____ Records supplied

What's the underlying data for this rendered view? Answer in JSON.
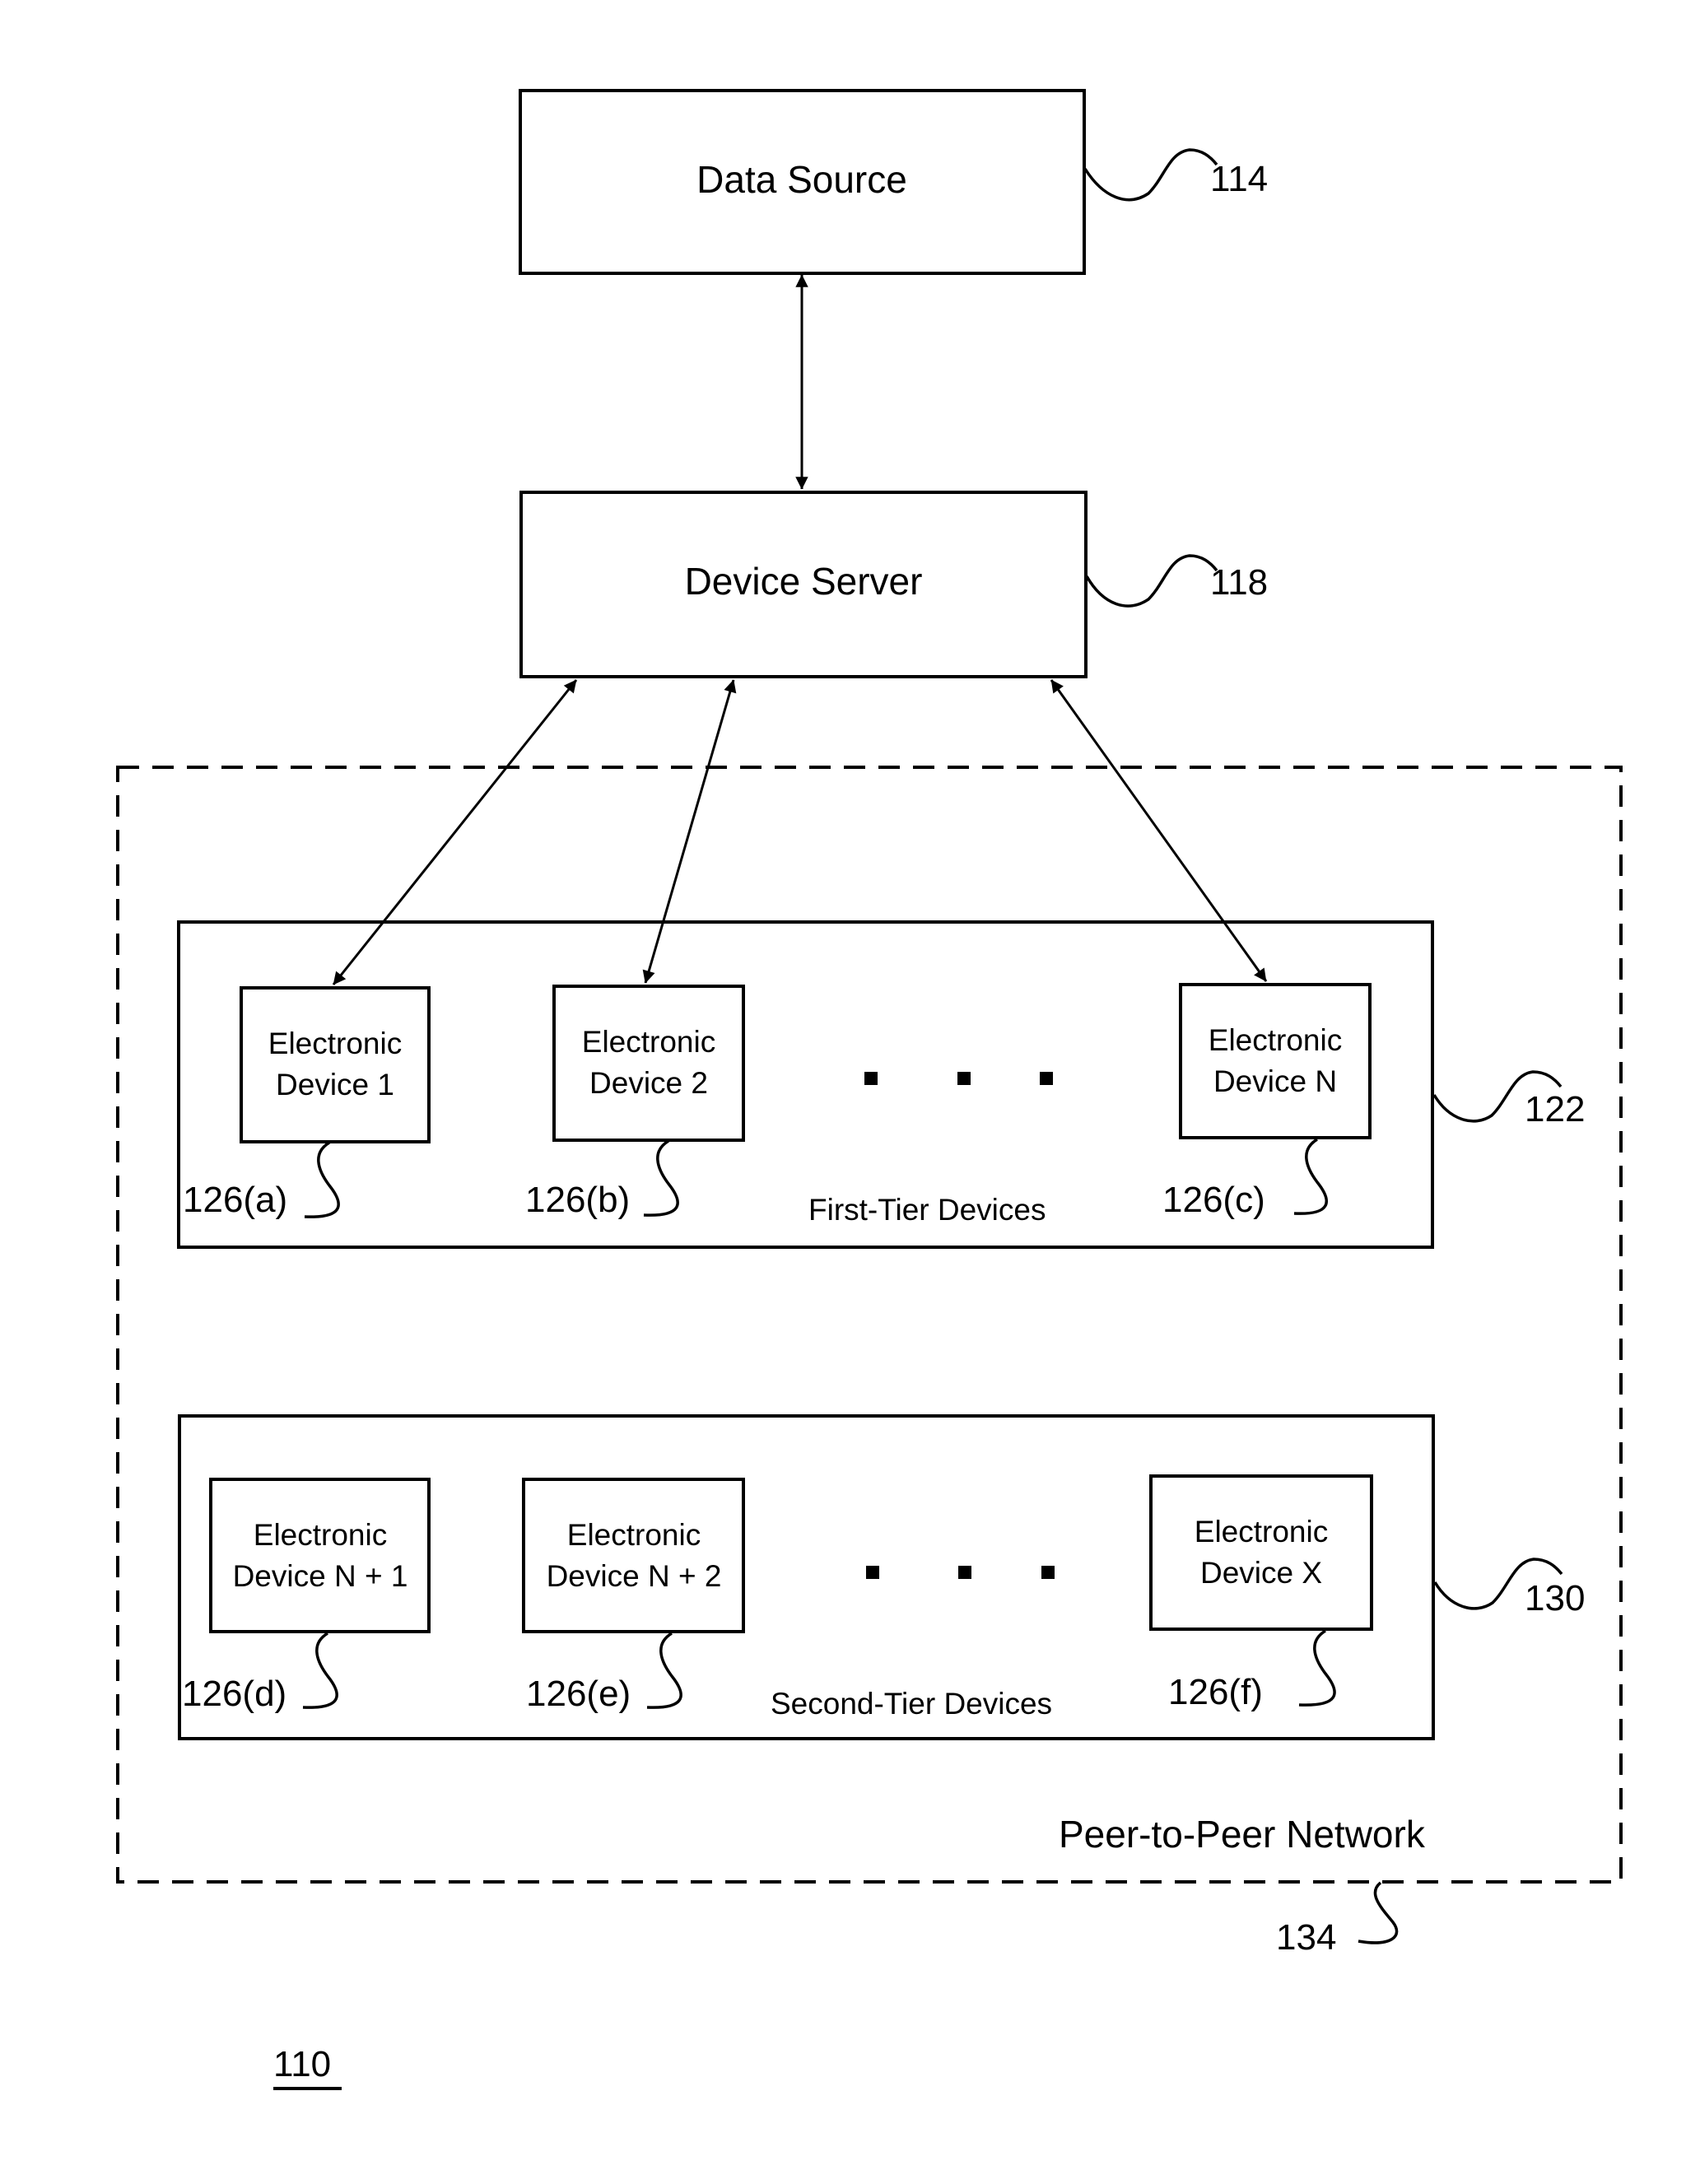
{
  "figure": {
    "number": "110",
    "data_source": {
      "label": "Data Source",
      "ref": "114"
    },
    "device_server": {
      "label": "Device Server",
      "ref": "118"
    },
    "network": {
      "label": "Peer-to-Peer Network",
      "ref": "134"
    },
    "first_tier": {
      "label": "First-Tier Devices",
      "ref": "122",
      "devices": [
        {
          "line1": "Electronic",
          "line2": "Device 1",
          "ref": "126(a)"
        },
        {
          "line1": "Electronic",
          "line2": "Device 2",
          "ref": "126(b)"
        },
        {
          "line1": "Electronic",
          "line2": "Device N",
          "ref": "126(c)"
        }
      ],
      "ellipsis": "..."
    },
    "second_tier": {
      "label": "Second-Tier Devices",
      "ref": "130",
      "devices": [
        {
          "line1": "Electronic",
          "line2": "Device N + 1",
          "ref": "126(d)"
        },
        {
          "line1": "Electronic",
          "line2": "Device N + 2",
          "ref": "126(e)"
        },
        {
          "line1": "Electronic",
          "line2": "Device X",
          "ref": "126(f)"
        }
      ],
      "ellipsis": "..."
    },
    "connections": [
      {
        "from": "Data Source",
        "to": "Device Server",
        "type": "bidirectional"
      },
      {
        "from": "Device Server",
        "to": "Electronic Device 1",
        "type": "bidirectional"
      },
      {
        "from": "Device Server",
        "to": "Electronic Device 2",
        "type": "bidirectional"
      },
      {
        "from": "Device Server",
        "to": "Electronic Device N",
        "type": "bidirectional"
      }
    ]
  }
}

________

▸ What needs to be done
Except for the pictures, reproduce every line exactly.

▸ Full output
What's the underlying data for this rendered view? Answer in JSON.
{
  "figure": {
    "number": "110",
    "data_source": {
      "label": "Data Source",
      "ref": "114"
    },
    "device_server": {
      "label": "Device Server",
      "ref": "118"
    },
    "network": {
      "label": "Peer-to-Peer Network",
      "ref": "134"
    },
    "first_tier": {
      "label": "First-Tier Devices",
      "ref": "122",
      "devices": [
        {
          "line1": "Electronic",
          "line2": "Device 1",
          "ref": "126(a)"
        },
        {
          "line1": "Electronic",
          "line2": "Device 2",
          "ref": "126(b)"
        },
        {
          "line1": "Electronic",
          "line2": "Device N",
          "ref": "126(c)"
        }
      ],
      "ellipsis": "..."
    },
    "second_tier": {
      "label": "Second-Tier Devices",
      "ref": "130",
      "devices": [
        {
          "line1": "Electronic",
          "line2": "Device N + 1",
          "ref": "126(d)"
        },
        {
          "line1": "Electronic",
          "line2": "Device N + 2",
          "ref": "126(e)"
        },
        {
          "line1": "Electronic",
          "line2": "Device X",
          "ref": "126(f)"
        }
      ],
      "ellipsis": "..."
    },
    "connections": [
      {
        "from": "Data Source",
        "to": "Device Server",
        "type": "bidirectional"
      },
      {
        "from": "Device Server",
        "to": "Electronic Device 1",
        "type": "bidirectional"
      },
      {
        "from": "Device Server",
        "to": "Electronic Device 2",
        "type": "bidirectional"
      },
      {
        "from": "Device Server",
        "to": "Electronic Device N",
        "type": "bidirectional"
      }
    ]
  }
}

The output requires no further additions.